Quote the whole listing exactly. Leave the pictures out of your copy.

[begin Data supplied]

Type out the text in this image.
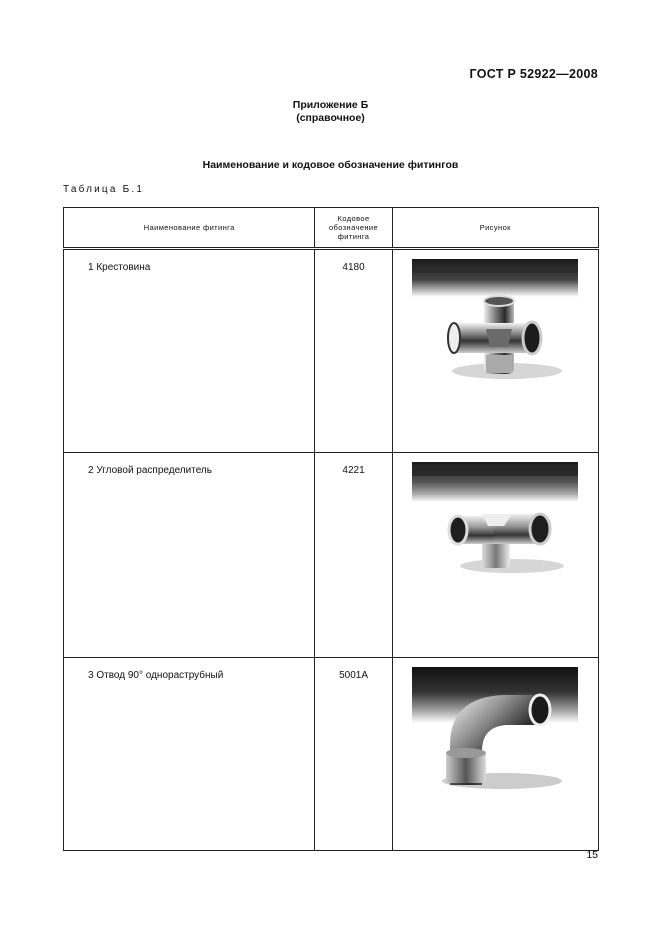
ГОСТ Р 52922—2008
Приложение Б
(справочное)
Наименование и кодовое обозначение фитингов
Таблица Б.1
Наименование фитинга	Кодовое
обозначение
фитинга	Рисунок
1 Крестовина	4180	

2 Угловой распределитель	4221	

3 Отвод 90° однораструбный	5001A	
15
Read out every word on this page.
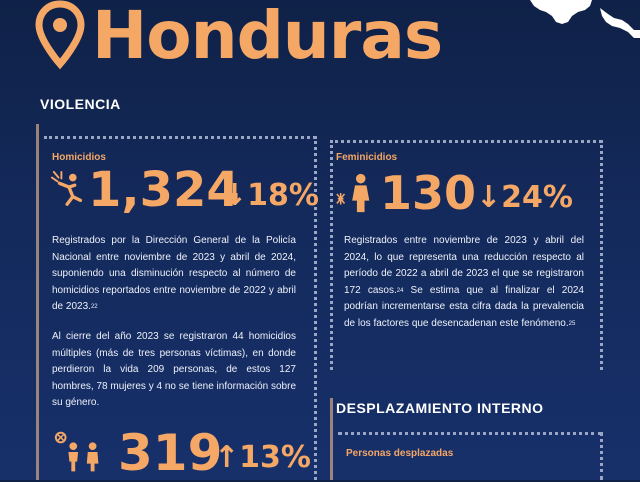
Honduras
VIOLENCIA
Homicidios
1,324
↓18%
Registrados por la Dirección General de la Policía Nacional entre noviembre de 2023 y abril de 2024, suponiendo una disminución respecto al número de homicidios reportados entre noviembre de 2022 y abril de 2023.22
Al cierre del año 2023 se registraron 44 homicidios múltiples (más de tres personas víctimas), en donde perdieron la vida 209 personas, de estos 127 hombres, 78 mujeres y 4 no se tiene información sobre su género.
319
↑13%
Feminicidios
130 ↓24%
Registrados entre noviembre de 2023 y abril del 2024, lo que representa una reducción respecto al período de 2022 a abril de 2023 el que se registraron 172 casos.$^{24}$ Se estima que al finalizar el 2024 podrían incrementarse esta cifra dada la prevalencia de los factores que desencadenan este fenómeno.$^{25}$
DESPLAZAMIENTO INTERNO
Personas desplazadas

[end Data supplied]

▶ [Complete response]:
Type out the text in this image.
ГОСТ Р 52922—2008
Приложение Б
(справочное)
Наименование и кодовое обозначение фитингов
Таблица Б.1
Наименование фитинга	Кодовое
обозначение
фитинга	Рисунок
1 Крестовина	4180	

2 Угловой распределитель	4221	

3 Отвод 90° однораструбный	5001A	
15
Read out every word on this page.
Honduras
VIOLENCIA
Homicidios
1,324
↓18%
Registrados por la Dirección General de la Policía Nacional entre noviembre de 2023 y abril de 2024, suponiendo una disminución respecto al número de homicidios reportados entre noviembre de 2022 y abril de 2023.22
Al cierre del año 2023 se registraron 44 homicidios múltiples (más de tres personas víctimas), en donde perdieron la vida 209 personas, de estos 127 hombres, 78 mujeres y 4 no se tiene información sobre su género.
319
↑13%
Feminicidios
130 ↓24%
Registrados entre noviembre de 2023 y abril del 2024, lo que representa una reducción respecto al período de 2022 a abril de 2023 el que se registraron 172 casos.$^{24}$ Se estima que al finalizar el 2024 podrían incrementarse esta cifra dada la prevalencia de los factores que desencadenan este fenómeno.$^{25}$
DESPLAZAMIENTO INTERNO
Personas desplazadas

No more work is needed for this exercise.